Reproduce the listing below exactly. Pictures do not belong in the copy.

:: Task material

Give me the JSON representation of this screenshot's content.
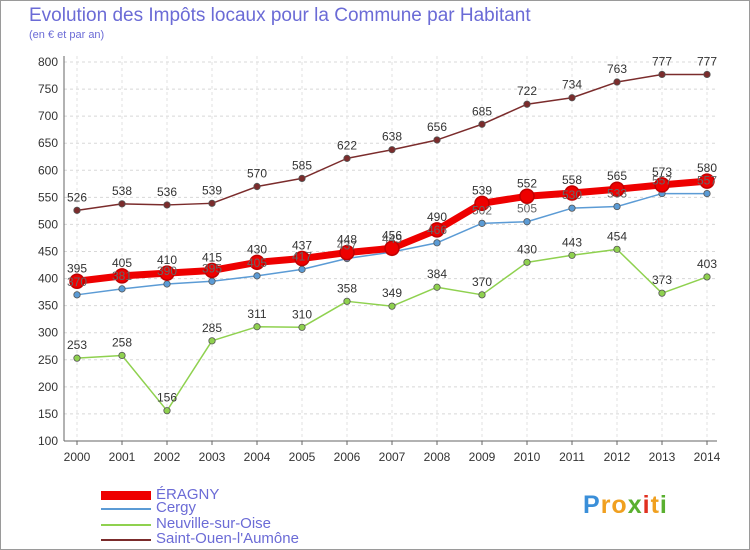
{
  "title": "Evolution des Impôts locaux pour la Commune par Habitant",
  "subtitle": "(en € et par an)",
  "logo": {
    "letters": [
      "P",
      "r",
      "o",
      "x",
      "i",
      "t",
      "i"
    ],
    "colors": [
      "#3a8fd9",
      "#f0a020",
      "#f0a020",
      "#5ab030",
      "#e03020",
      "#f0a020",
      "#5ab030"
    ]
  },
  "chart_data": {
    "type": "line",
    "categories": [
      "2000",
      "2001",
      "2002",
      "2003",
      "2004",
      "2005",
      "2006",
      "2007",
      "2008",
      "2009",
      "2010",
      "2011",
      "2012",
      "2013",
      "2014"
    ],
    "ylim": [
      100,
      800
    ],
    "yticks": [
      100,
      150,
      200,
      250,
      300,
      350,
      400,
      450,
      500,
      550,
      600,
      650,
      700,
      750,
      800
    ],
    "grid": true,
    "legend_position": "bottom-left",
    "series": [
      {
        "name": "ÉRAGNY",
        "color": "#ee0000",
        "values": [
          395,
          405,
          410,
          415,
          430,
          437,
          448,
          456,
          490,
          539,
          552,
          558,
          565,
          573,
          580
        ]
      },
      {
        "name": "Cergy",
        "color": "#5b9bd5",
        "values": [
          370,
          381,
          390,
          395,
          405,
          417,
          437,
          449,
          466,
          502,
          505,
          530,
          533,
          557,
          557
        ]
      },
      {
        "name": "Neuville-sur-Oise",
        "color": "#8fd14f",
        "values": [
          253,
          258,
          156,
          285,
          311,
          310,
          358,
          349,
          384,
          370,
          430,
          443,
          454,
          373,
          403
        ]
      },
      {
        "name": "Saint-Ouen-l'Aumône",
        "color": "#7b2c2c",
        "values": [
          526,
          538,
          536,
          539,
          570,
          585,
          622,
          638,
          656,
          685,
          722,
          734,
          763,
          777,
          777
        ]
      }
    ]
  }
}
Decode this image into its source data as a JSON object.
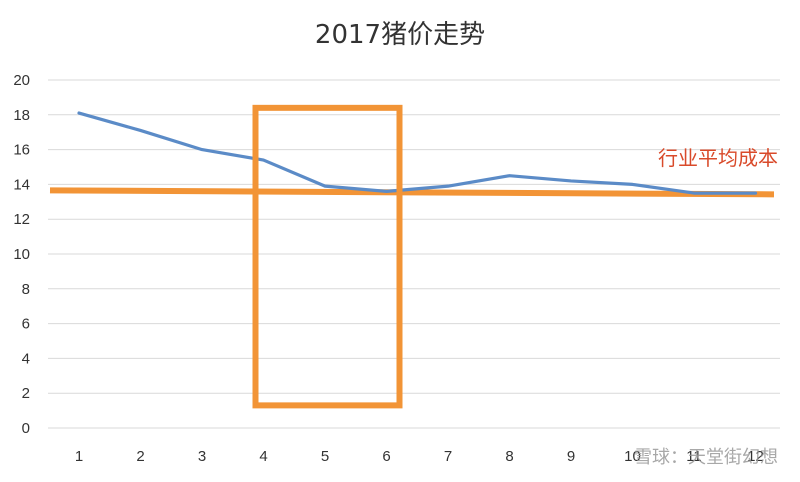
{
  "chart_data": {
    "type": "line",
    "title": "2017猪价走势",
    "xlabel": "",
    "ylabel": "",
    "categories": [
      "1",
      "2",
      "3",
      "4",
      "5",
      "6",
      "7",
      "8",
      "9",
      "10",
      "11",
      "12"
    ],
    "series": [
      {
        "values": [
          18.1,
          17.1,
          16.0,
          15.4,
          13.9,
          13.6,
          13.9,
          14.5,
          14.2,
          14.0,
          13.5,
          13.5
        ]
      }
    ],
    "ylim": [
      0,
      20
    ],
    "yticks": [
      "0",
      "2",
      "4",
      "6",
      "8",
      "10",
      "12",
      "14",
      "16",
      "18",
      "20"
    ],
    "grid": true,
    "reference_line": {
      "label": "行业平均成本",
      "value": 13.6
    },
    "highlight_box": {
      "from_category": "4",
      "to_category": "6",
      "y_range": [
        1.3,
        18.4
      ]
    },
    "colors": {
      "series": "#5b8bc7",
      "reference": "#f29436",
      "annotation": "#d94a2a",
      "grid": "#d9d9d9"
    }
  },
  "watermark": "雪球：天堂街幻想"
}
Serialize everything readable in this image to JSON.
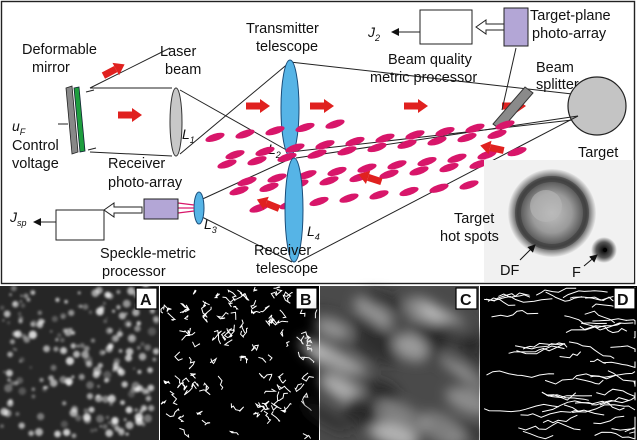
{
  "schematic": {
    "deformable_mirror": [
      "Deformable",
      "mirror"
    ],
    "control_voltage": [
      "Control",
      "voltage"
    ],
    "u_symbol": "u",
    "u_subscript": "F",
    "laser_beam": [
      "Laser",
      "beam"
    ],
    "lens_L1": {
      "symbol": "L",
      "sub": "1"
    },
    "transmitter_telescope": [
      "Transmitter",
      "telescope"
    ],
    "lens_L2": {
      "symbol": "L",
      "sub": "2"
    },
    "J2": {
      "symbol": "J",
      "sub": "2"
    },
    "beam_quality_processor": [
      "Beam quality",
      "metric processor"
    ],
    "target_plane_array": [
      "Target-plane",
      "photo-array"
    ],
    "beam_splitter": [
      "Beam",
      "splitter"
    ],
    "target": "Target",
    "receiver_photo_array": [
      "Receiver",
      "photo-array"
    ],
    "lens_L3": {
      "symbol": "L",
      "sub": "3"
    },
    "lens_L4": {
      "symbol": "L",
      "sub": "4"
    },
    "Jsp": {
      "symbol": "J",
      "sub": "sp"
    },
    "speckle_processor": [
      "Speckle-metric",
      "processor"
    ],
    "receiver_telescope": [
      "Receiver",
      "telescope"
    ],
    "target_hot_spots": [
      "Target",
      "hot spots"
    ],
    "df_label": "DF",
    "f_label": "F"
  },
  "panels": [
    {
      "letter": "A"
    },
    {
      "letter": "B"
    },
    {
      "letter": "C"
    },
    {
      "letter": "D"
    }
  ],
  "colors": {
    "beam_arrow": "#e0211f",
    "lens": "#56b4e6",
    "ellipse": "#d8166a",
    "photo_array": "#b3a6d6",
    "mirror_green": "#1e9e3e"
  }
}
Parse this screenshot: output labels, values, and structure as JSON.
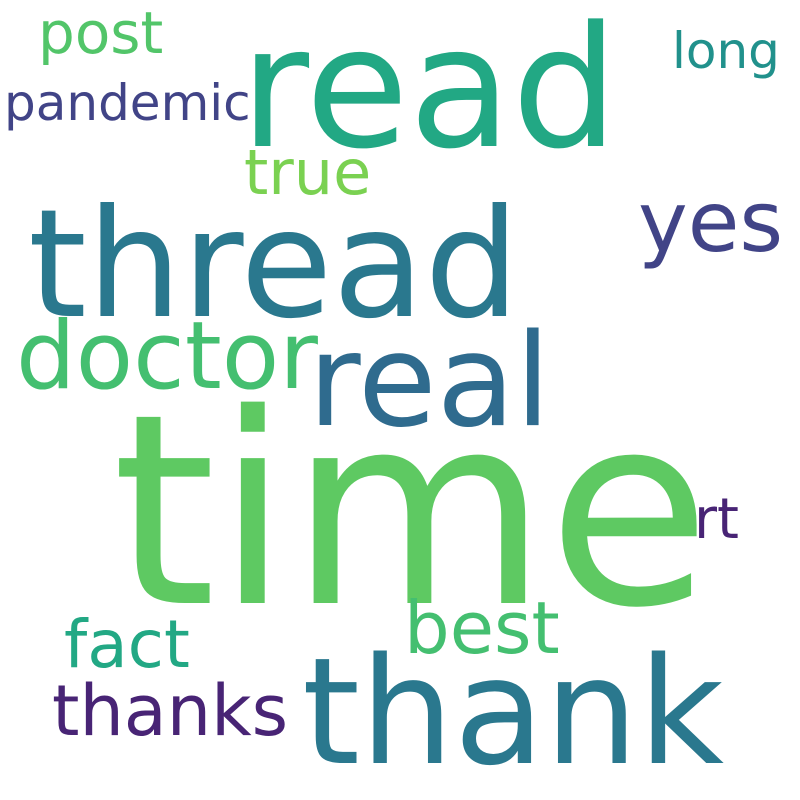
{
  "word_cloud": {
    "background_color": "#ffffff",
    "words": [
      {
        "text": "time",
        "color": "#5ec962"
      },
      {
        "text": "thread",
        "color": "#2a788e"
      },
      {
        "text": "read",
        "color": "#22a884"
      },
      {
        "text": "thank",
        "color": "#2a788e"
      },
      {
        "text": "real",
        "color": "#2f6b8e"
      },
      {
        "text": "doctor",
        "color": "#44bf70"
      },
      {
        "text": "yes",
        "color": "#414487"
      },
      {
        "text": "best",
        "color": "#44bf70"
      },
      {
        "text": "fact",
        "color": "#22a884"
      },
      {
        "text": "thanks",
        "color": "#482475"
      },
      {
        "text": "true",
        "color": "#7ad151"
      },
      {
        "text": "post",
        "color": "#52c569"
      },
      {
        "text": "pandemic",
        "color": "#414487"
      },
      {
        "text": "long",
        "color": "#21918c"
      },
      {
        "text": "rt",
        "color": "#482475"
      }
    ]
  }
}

::::

* Written solution *
Give me the JSON representation of this screenshot's content.
{
  "title": "Evolution des Impôts locaux pour la Commune par Habitant",
  "subtitle": "(en € et par an)",
  "logo": {
    "letters": [
      "P",
      "r",
      "o",
      "x",
      "i",
      "t",
      "i"
    ],
    "colors": [
      "#3a8fd9",
      "#f0a020",
      "#f0a020",
      "#5ab030",
      "#e03020",
      "#f0a020",
      "#5ab030"
    ]
  },
  "chart_data": {
    "type": "line",
    "categories": [
      "2000",
      "2001",
      "2002",
      "2003",
      "2004",
      "2005",
      "2006",
      "2007",
      "2008",
      "2009",
      "2010",
      "2011",
      "2012",
      "2013",
      "2014"
    ],
    "ylim": [
      100,
      800
    ],
    "yticks": [
      100,
      150,
      200,
      250,
      300,
      350,
      400,
      450,
      500,
      550,
      600,
      650,
      700,
      750,
      800
    ],
    "grid": true,
    "legend_position": "bottom-left",
    "series": [
      {
        "name": "ÉRAGNY",
        "color": "#ee0000",
        "values": [
          395,
          405,
          410,
          415,
          430,
          437,
          448,
          456,
          490,
          539,
          552,
          558,
          565,
          573,
          580
        ]
      },
      {
        "name": "Cergy",
        "color": "#5b9bd5",
        "values": [
          370,
          381,
          390,
          395,
          405,
          417,
          437,
          449,
          466,
          502,
          505,
          530,
          533,
          557,
          557
        ]
      },
      {
        "name": "Neuville-sur-Oise",
        "color": "#8fd14f",
        "values": [
          253,
          258,
          156,
          285,
          311,
          310,
          358,
          349,
          384,
          370,
          430,
          443,
          454,
          373,
          403
        ]
      },
      {
        "name": "Saint-Ouen-l'Aumône",
        "color": "#7b2c2c",
        "values": [
          526,
          538,
          536,
          539,
          570,
          585,
          622,
          638,
          656,
          685,
          722,
          734,
          763,
          777,
          777
        ]
      }
    ]
  }
}
Decode this image into its source data as a JSON object.
{
  "chart_data": {
    "type": "line",
    "title": "2017猪价走势",
    "xlabel": "",
    "ylabel": "",
    "categories": [
      "1",
      "2",
      "3",
      "4",
      "5",
      "6",
      "7",
      "8",
      "9",
      "10",
      "11",
      "12"
    ],
    "series": [
      {
        "values": [
          18.1,
          17.1,
          16.0,
          15.4,
          13.9,
          13.6,
          13.9,
          14.5,
          14.2,
          14.0,
          13.5,
          13.5
        ]
      }
    ],
    "ylim": [
      0,
      20
    ],
    "yticks": [
      "0",
      "2",
      "4",
      "6",
      "8",
      "10",
      "12",
      "14",
      "16",
      "18",
      "20"
    ],
    "grid": true,
    "reference_line": {
      "label": "行业平均成本",
      "value": 13.6
    },
    "highlight_box": {
      "from_category": "4",
      "to_category": "6",
      "y_range": [
        1.3,
        18.4
      ]
    },
    "colors": {
      "series": "#5b8bc7",
      "reference": "#f29436",
      "annotation": "#d94a2a",
      "grid": "#d9d9d9"
    }
  },
  "watermark": "雪球：天堂街幻想"
}
Serialize everything readable in this image to JSON.
{
  "schematic": {
    "deformable_mirror": [
      "Deformable",
      "mirror"
    ],
    "control_voltage": [
      "Control",
      "voltage"
    ],
    "u_symbol": "u",
    "u_subscript": "F",
    "laser_beam": [
      "Laser",
      "beam"
    ],
    "lens_L1": {
      "symbol": "L",
      "sub": "1"
    },
    "transmitter_telescope": [
      "Transmitter",
      "telescope"
    ],
    "lens_L2": {
      "symbol": "L",
      "sub": "2"
    },
    "J2": {
      "symbol": "J",
      "sub": "2"
    },
    "beam_quality_processor": [
      "Beam quality",
      "metric processor"
    ],
    "target_plane_array": [
      "Target-plane",
      "photo-array"
    ],
    "beam_splitter": [
      "Beam",
      "splitter"
    ],
    "target": "Target",
    "receiver_photo_array": [
      "Receiver",
      "photo-array"
    ],
    "lens_L3": {
      "symbol": "L",
      "sub": "3"
    },
    "lens_L4": {
      "symbol": "L",
      "sub": "4"
    },
    "Jsp": {
      "symbol": "J",
      "sub": "sp"
    },
    "speckle_processor": [
      "Speckle-metric",
      "processor"
    ],
    "receiver_telescope": [
      "Receiver",
      "telescope"
    ],
    "target_hot_spots": [
      "Target",
      "hot spots"
    ],
    "df_label": "DF",
    "f_label": "F"
  },
  "panels": [
    {
      "letter": "A"
    },
    {
      "letter": "B"
    },
    {
      "letter": "C"
    },
    {
      "letter": "D"
    }
  ],
  "colors": {
    "beam_arrow": "#e0211f",
    "lens": "#56b4e6",
    "ellipse": "#d8166a",
    "photo_array": "#b3a6d6",
    "mirror_green": "#1e9e3e"
  }
}
Parse this screenshot: output labels, values, and structure as JSON.
{
  "word_cloud": {
    "background_color": "#ffffff",
    "words": [
      {
        "text": "time",
        "color": "#5ec962"
      },
      {
        "text": "thread",
        "color": "#2a788e"
      },
      {
        "text": "read",
        "color": "#22a884"
      },
      {
        "text": "thank",
        "color": "#2a788e"
      },
      {
        "text": "real",
        "color": "#2f6b8e"
      },
      {
        "text": "doctor",
        "color": "#44bf70"
      },
      {
        "text": "yes",
        "color": "#414487"
      },
      {
        "text": "best",
        "color": "#44bf70"
      },
      {
        "text": "fact",
        "color": "#22a884"
      },
      {
        "text": "thanks",
        "color": "#482475"
      },
      {
        "text": "true",
        "color": "#7ad151"
      },
      {
        "text": "post",
        "color": "#52c569"
      },
      {
        "text": "pandemic",
        "color": "#414487"
      },
      {
        "text": "long",
        "color": "#21918c"
      },
      {
        "text": "rt",
        "color": "#482475"
      }
    ]
  }
}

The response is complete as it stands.